Work required:
Extract all lines in the data that contain the word "title".
----- Extracted entries -----
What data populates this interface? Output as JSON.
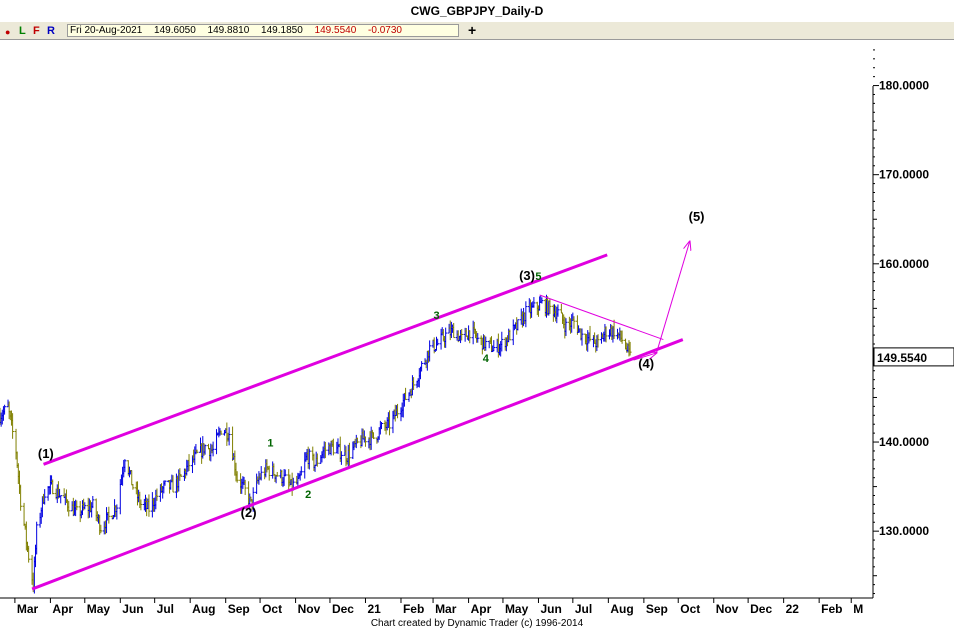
{
  "window": {
    "title": "CWG_GBPJPY_Daily-D"
  },
  "toolbar": {
    "buttons": [
      {
        "label": "L",
        "color": "#008000"
      },
      {
        "label": "F",
        "color": "#c00000"
      },
      {
        "label": "R",
        "color": "#0000c0"
      }
    ],
    "ohlc": {
      "date": "Fri 20-Aug-2021",
      "open": "149.6050",
      "high": "149.8810",
      "low": "149.1850",
      "close": "149.5540",
      "change": "-0.0730"
    },
    "add_label": "+"
  },
  "footer": {
    "credit": "Chart created by Dynamic Trader  (c) 1996-2014"
  },
  "chart_data": {
    "type": "candlestick",
    "title": "CWG_GBPJPY_Daily-D",
    "y_axis": {
      "ticks": [
        "130.0000",
        "140.0000",
        "160.0000",
        "170.0000",
        "180.0000"
      ],
      "tick_values": [
        130,
        140,
        160,
        170,
        180
      ],
      "last_price": "149.5540",
      "last_value": 149.554,
      "range": [
        122.5,
        185.0
      ]
    },
    "x_axis": {
      "labels": [
        "Mar",
        "Apr",
        "May",
        "Jun",
        "Jul",
        "Aug",
        "Sep",
        "Oct",
        "Nov",
        "Dec",
        "21",
        "Feb",
        "Mar",
        "Apr",
        "May",
        "Jun",
        "Jul",
        "Aug",
        "Sep",
        "Oct",
        "Nov",
        "Dec",
        "22",
        "Feb",
        "M"
      ],
      "range": [
        "2020-02-17",
        "2022-03-20"
      ]
    },
    "colors": {
      "up": "#0000e0",
      "down": "#808000",
      "channel": "#e000e0",
      "wave_major": "#000000",
      "wave_minor": "#006400"
    },
    "price_path": [
      [
        "2020-02-17",
        143.0
      ],
      [
        "2020-02-24",
        143.8
      ],
      [
        "2020-03-02",
        139.0
      ],
      [
        "2020-03-06",
        133.5
      ],
      [
        "2020-03-12",
        128.0
      ],
      [
        "2020-03-17",
        124.0
      ],
      [
        "2020-03-20",
        130.0
      ],
      [
        "2020-03-27",
        134.5
      ],
      [
        "2020-04-03",
        135.0
      ],
      [
        "2020-04-10",
        134.0
      ],
      [
        "2020-04-17",
        133.0
      ],
      [
        "2020-04-24",
        132.0
      ],
      [
        "2020-05-01",
        132.5
      ],
      [
        "2020-05-08",
        132.8
      ],
      [
        "2020-05-15",
        130.5
      ],
      [
        "2020-05-22",
        131.5
      ],
      [
        "2020-05-29",
        133.0
      ],
      [
        "2020-06-05",
        138.5
      ],
      [
        "2020-06-12",
        135.0
      ],
      [
        "2020-06-19",
        133.0
      ],
      [
        "2020-06-26",
        132.5
      ],
      [
        "2020-07-03",
        134.0
      ],
      [
        "2020-07-10",
        135.0
      ],
      [
        "2020-07-17",
        135.0
      ],
      [
        "2020-07-24",
        136.0
      ],
      [
        "2020-07-31",
        137.5
      ],
      [
        "2020-08-07",
        138.5
      ],
      [
        "2020-08-14",
        139.5
      ],
      [
        "2020-08-21",
        139.0
      ],
      [
        "2020-08-28",
        141.5
      ],
      [
        "2020-09-04",
        141.0
      ],
      [
        "2020-09-11",
        136.0
      ],
      [
        "2020-09-18",
        134.5
      ],
      [
        "2020-09-23",
        133.0
      ],
      [
        "2020-09-30",
        136.0
      ],
      [
        "2020-10-07",
        137.0
      ],
      [
        "2020-10-14",
        136.5
      ],
      [
        "2020-10-21",
        136.0
      ],
      [
        "2020-10-28",
        135.0
      ],
      [
        "2020-11-04",
        135.5
      ],
      [
        "2020-11-11",
        138.5
      ],
      [
        "2020-11-18",
        137.5
      ],
      [
        "2020-11-25",
        139.0
      ],
      [
        "2020-12-02",
        139.5
      ],
      [
        "2020-12-09",
        139.0
      ],
      [
        "2020-12-16",
        138.5
      ],
      [
        "2020-12-23",
        139.5
      ],
      [
        "2020-12-31",
        140.5
      ],
      [
        "2021-01-08",
        140.5
      ],
      [
        "2021-01-15",
        141.5
      ],
      [
        "2021-01-22",
        142.0
      ],
      [
        "2021-01-29",
        143.5
      ],
      [
        "2021-02-05",
        145.0
      ],
      [
        "2021-02-12",
        146.5
      ],
      [
        "2021-02-19",
        148.5
      ],
      [
        "2021-02-26",
        150.5
      ],
      [
        "2021-03-05",
        151.0
      ],
      [
        "2021-03-12",
        152.0
      ],
      [
        "2021-03-19",
        152.5
      ],
      [
        "2021-03-26",
        151.5
      ],
      [
        "2021-04-02",
        152.5
      ],
      [
        "2021-04-09",
        151.5
      ],
      [
        "2021-04-16",
        151.0
      ],
      [
        "2021-04-23",
        150.5
      ],
      [
        "2021-04-30",
        151.0
      ],
      [
        "2021-05-07",
        152.0
      ],
      [
        "2021-05-14",
        153.0
      ],
      [
        "2021-05-21",
        154.5
      ],
      [
        "2021-05-28",
        155.0
      ],
      [
        "2021-06-04",
        155.5
      ],
      [
        "2021-06-11",
        155.0
      ],
      [
        "2021-06-18",
        154.5
      ],
      [
        "2021-06-25",
        153.0
      ],
      [
        "2021-07-02",
        153.5
      ],
      [
        "2021-07-09",
        152.0
      ],
      [
        "2021-07-16",
        151.5
      ],
      [
        "2021-07-23",
        151.0
      ],
      [
        "2021-07-30",
        152.5
      ],
      [
        "2021-08-06",
        152.5
      ],
      [
        "2021-08-13",
        151.5
      ],
      [
        "2021-08-20",
        149.554
      ]
    ],
    "channel_lines": [
      {
        "from": [
          "2020-03-26",
          137.5
        ],
        "to": [
          "2021-07-31",
          161.0
        ],
        "width": 3
      },
      {
        "from": [
          "2020-03-16",
          123.5
        ],
        "to": [
          "2021-10-05",
          151.5
        ],
        "width": 3
      },
      {
        "from": [
          "2021-06-02",
          156.5
        ],
        "to": [
          "2021-09-18",
          151.5
        ],
        "width": 1
      },
      {
        "from": [
          "2021-08-23",
          149.2
        ],
        "to": [
          "2021-09-12",
          150.0
        ],
        "width": 1,
        "arrow": true
      },
      {
        "from": [
          "2021-09-12",
          150.0
        ],
        "to": [
          "2021-10-11",
          162.5
        ],
        "width": 1,
        "arrow": true
      }
    ],
    "wave_labels": [
      {
        "text": "(1)",
        "x": "2020-03-28",
        "y": 138.2,
        "kind": "major"
      },
      {
        "text": "(2)",
        "x": "2020-09-21",
        "y": 131.6,
        "kind": "major"
      },
      {
        "text": "(3)",
        "x": "2021-05-22",
        "y": 158.2,
        "kind": "major"
      },
      {
        "text": "(4)",
        "x": "2021-09-03",
        "y": 148.3,
        "kind": "major"
      },
      {
        "text": "(5)",
        "x": "2021-10-17",
        "y": 164.8,
        "kind": "major"
      },
      {
        "text": "1",
        "x": "2020-10-10",
        "y": 139.5,
        "kind": "minor"
      },
      {
        "text": "2",
        "x": "2020-11-12",
        "y": 133.7,
        "kind": "minor"
      },
      {
        "text": "3",
        "x": "2021-03-04",
        "y": 153.8,
        "kind": "minor"
      },
      {
        "text": "4",
        "x": "2021-04-16",
        "y": 149.0,
        "kind": "minor"
      },
      {
        "text": "5",
        "x": "2021-06-01",
        "y": 158.2,
        "kind": "minor"
      }
    ]
  }
}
-----
Answer:
    "title": "CWG_GBPJPY_Daily-D"
    "title": "CWG_GBPJPY_Daily-D",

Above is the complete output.